Count only the lines of the records that hold "title", then give the number without any other words.

======

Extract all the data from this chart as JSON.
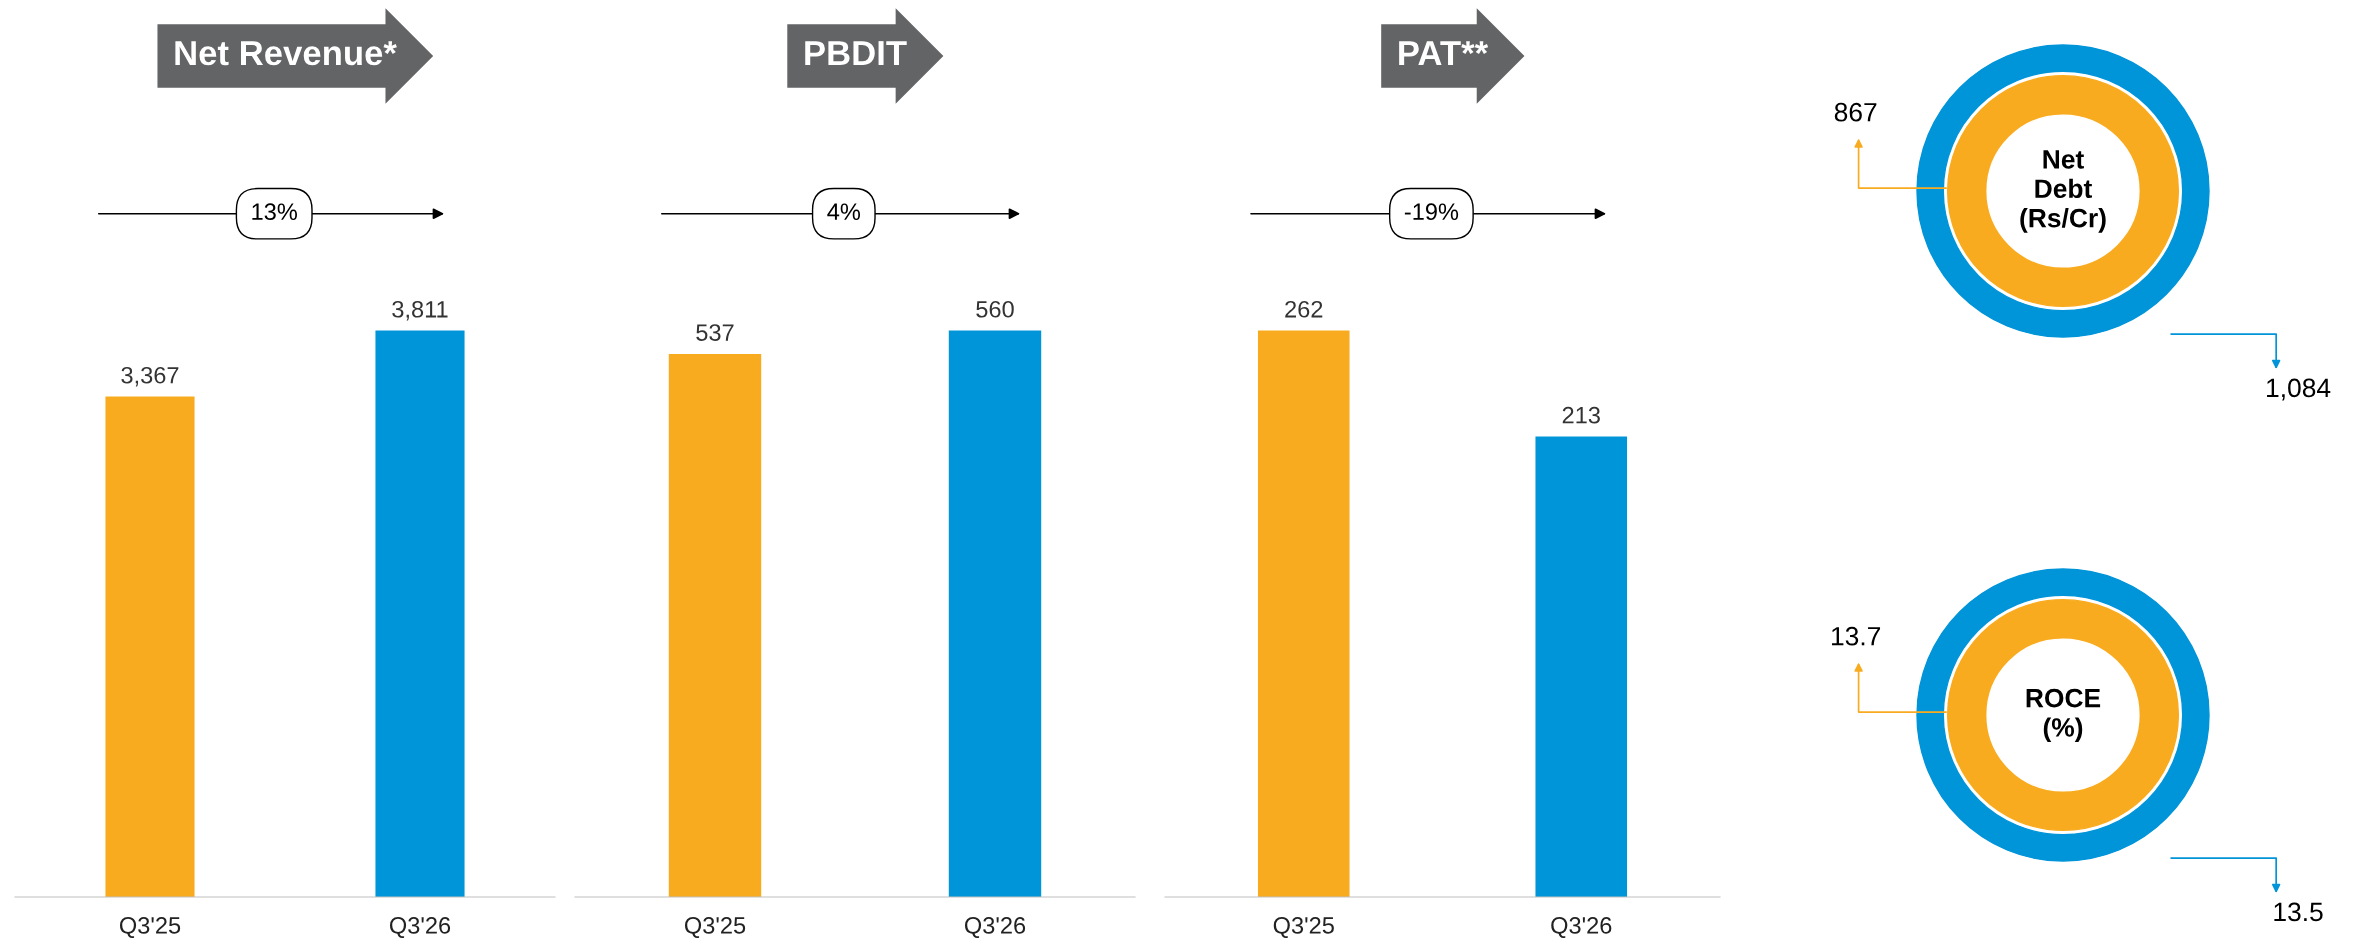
{
  "chart_data": [
    {
      "type": "bar",
      "title": "Net Revenue*",
      "categories": [
        "Q3'25",
        "Q3'26"
      ],
      "values": [
        3367,
        3811
      ],
      "colors": [
        "#f9ab1f",
        "#0094d9"
      ],
      "tick_labels": "x",
      "value_labels": [
        "3,367",
        "3,811"
      ],
      "annotations": [
        "13%"
      ]
    },
    {
      "type": "bar",
      "title": "PBDIT",
      "categories": [
        "Q3'25",
        "Q3'26"
      ],
      "values": [
        537,
        560
      ],
      "colors": [
        "#f9ab1f",
        "#0094d9"
      ],
      "tick_labels": "x",
      "value_labels": [
        "537",
        "560"
      ],
      "annotations": [
        "4%"
      ]
    },
    {
      "type": "bar",
      "title": "PAT**",
      "categories": [
        "Q3'25",
        "Q3'26"
      ],
      "values": [
        262,
        213
      ],
      "colors": [
        "#f9ab1f",
        "#0094d9"
      ],
      "tick_labels": "x",
      "value_labels": [
        "262",
        "213"
      ],
      "annotations": [
        "-19%"
      ]
    },
    {
      "type": "other",
      "title": "Net Debt (Rs/Cr)",
      "values": [
        867,
        1084
      ],
      "colors": [
        "#f9ab1f",
        "#0094d9"
      ],
      "value_labels": [
        "867",
        "1,084"
      ]
    },
    {
      "type": "other",
      "title": "ROCE (%)",
      "values": [
        13.7,
        13.5
      ],
      "colors": [
        "#f9ab1f",
        "#0094d9"
      ],
      "value_labels": [
        "13.7",
        "13.5"
      ]
    }
  ]
}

======

■ **FINISHED EXERCISE**
5